• [Job]: Whenever a line below holds the word "Settings", copy that line.

-- start Input --

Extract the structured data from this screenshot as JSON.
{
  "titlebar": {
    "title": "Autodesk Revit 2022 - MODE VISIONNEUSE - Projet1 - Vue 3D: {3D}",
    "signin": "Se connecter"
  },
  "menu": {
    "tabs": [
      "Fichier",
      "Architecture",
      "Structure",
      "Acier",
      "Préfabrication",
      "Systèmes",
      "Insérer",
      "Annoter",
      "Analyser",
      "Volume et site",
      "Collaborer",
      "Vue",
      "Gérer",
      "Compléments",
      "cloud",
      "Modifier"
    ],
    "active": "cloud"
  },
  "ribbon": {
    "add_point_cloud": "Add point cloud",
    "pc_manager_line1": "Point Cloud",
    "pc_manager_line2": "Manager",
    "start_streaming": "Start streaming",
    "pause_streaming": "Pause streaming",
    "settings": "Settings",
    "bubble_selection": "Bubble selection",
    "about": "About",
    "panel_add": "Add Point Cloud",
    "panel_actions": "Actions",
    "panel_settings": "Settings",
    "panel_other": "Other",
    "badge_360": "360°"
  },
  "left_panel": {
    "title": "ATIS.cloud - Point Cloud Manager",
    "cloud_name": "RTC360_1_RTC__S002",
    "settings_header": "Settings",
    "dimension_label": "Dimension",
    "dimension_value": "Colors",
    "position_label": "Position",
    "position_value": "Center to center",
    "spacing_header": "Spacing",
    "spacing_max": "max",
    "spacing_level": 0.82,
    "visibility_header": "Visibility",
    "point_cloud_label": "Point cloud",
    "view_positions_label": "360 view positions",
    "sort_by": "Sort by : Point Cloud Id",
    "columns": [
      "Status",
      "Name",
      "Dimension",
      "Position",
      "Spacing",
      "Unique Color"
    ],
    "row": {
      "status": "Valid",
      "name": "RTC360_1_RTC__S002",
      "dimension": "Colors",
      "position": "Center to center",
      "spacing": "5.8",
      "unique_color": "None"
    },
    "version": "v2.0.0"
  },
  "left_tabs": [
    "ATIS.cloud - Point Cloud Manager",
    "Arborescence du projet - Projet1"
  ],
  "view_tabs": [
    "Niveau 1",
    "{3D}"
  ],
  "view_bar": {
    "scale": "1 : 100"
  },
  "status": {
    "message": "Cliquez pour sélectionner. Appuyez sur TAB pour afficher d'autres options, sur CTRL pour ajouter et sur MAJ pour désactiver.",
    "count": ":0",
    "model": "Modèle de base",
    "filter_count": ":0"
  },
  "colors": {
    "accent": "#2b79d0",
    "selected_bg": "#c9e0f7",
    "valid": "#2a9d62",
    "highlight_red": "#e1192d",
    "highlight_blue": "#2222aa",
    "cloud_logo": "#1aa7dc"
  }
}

-- end Input --

• [Full response]:
    "settings": "Settings",
    "panel_settings": "Settings",
    "settings_header": "Settings",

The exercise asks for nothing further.